The task |
Return, word for word, every line that follows.

************

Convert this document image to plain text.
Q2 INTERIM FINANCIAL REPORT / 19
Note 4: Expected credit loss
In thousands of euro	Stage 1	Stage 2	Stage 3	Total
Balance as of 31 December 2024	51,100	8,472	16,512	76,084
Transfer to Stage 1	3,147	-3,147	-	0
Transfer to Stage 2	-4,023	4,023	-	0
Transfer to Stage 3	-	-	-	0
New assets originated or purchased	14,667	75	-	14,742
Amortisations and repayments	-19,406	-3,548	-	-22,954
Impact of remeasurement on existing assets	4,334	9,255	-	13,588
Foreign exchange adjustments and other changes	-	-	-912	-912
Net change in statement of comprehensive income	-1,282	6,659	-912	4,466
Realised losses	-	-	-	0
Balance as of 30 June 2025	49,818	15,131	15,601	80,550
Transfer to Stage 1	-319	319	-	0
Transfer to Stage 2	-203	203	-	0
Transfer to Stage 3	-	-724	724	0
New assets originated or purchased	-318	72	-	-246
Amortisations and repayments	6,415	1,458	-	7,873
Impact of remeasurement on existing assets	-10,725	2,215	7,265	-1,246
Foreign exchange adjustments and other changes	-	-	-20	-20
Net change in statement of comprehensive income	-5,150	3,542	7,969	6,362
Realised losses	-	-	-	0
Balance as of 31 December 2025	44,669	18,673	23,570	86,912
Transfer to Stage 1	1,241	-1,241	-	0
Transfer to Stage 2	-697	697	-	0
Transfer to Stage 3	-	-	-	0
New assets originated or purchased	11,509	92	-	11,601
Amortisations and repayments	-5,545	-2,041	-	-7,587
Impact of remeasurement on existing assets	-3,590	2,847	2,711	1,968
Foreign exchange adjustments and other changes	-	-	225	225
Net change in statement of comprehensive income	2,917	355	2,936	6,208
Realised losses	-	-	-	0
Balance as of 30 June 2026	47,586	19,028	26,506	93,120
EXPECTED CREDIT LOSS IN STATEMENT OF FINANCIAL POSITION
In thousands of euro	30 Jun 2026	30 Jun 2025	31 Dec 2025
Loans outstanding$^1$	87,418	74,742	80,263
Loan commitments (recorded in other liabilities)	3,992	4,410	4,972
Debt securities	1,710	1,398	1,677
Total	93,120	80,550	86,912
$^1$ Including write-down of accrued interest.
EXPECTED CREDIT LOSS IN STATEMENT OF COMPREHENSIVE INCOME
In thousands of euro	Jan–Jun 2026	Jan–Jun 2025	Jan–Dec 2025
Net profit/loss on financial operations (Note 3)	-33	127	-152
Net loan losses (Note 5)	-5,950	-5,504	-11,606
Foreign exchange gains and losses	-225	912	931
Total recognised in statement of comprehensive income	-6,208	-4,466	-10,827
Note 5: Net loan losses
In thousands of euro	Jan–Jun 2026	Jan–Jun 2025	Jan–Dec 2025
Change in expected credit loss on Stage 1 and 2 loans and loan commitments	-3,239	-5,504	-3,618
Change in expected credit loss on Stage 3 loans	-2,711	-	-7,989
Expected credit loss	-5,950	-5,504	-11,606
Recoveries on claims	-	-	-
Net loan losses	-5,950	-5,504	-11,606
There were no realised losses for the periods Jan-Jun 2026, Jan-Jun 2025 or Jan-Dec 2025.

************

Solution |
Convert this document image to plain text.
Q2 INTERIM FINANCIAL REPORT / 19
Note 4: Expected credit loss
In thousands of euro	Stage 1	Stage 2	Stage 3	Total
Balance as of 31 December 2024	51,100	8,472	16,512	76,084
Transfer to Stage 1	3,147	-3,147	-	0
Transfer to Stage 2	-4,023	4,023	-	0
Transfer to Stage 3	-	-	-	0
New assets originated or purchased	14,667	75	-	14,742
Amortisations and repayments	-19,406	-3,548	-	-22,954
Impact of remeasurement on existing assets	4,334	9,255	-	13,588
Foreign exchange adjustments and other changes	-	-	-912	-912
Net change in statement of comprehensive income	-1,282	6,659	-912	4,466
Realised losses	-	-	-	0
Balance as of 30 June 2025	49,818	15,131	15,601	80,550
Transfer to Stage 1	-319	319	-	0
Transfer to Stage 2	-203	203	-	0
Transfer to Stage 3	-	-724	724	0
New assets originated or purchased	-318	72	-	-246
Amortisations and repayments	6,415	1,458	-	7,873
Impact of remeasurement on existing assets	-10,725	2,215	7,265	-1,246
Foreign exchange adjustments and other changes	-	-	-20	-20
Net change in statement of comprehensive income	-5,150	3,542	7,969	6,362
Realised losses	-	-	-	0
Balance as of 31 December 2025	44,669	18,673	23,570	86,912
Transfer to Stage 1	1,241	-1,241	-	0
Transfer to Stage 2	-697	697	-	0
Transfer to Stage 3	-	-	-	0
New assets originated or purchased	11,509	92	-	11,601
Amortisations and repayments	-5,545	-2,041	-	-7,587
Impact of remeasurement on existing assets	-3,590	2,847	2,711	1,968
Foreign exchange adjustments and other changes	-	-	225	225
Net change in statement of comprehensive income	2,917	355	2,936	6,208
Realised losses	-	-	-	0
Balance as of 30 June 2026	47,586	19,028	26,506	93,120
EXPECTED CREDIT LOSS IN STATEMENT OF FINANCIAL POSITION
In thousands of euro	30 Jun 2026	30 Jun 2025	31 Dec 2025
Loans outstanding$^1$	87,418	74,742	80,263
Loan commitments (recorded in other liabilities)	3,992	4,410	4,972
Debt securities	1,710	1,398	1,677
Total	93,120	80,550	86,912
$^1$ Including write-down of accrued interest.
EXPECTED CREDIT LOSS IN STATEMENT OF COMPREHENSIVE INCOME
In thousands of euro	Jan–Jun 2026	Jan–Jun 2025	Jan–Dec 2025
Net profit/loss on financial operations (Note 3)	-33	127	-152
Net loan losses (Note 5)	-5,950	-5,504	-11,606
Foreign exchange gains and losses	-225	912	931
Total recognised in statement of comprehensive income	-6,208	-4,466	-10,827
Note 5: Net loan losses
In thousands of euro	Jan–Jun 2026	Jan–Jun 2025	Jan–Dec 2025
Change in expected credit loss on Stage 1 and 2 loans and loan commitments	-3,239	-5,504	-3,618
Change in expected credit loss on Stage 3 loans	-2,711	-	-7,989
Expected credit loss	-5,950	-5,504	-11,606
Recoveries on claims	-	-	-
Net loan losses	-5,950	-5,504	-11,606
There were no realised losses for the periods Jan-Jun 2026, Jan-Jun 2025 or Jan-Dec 2025.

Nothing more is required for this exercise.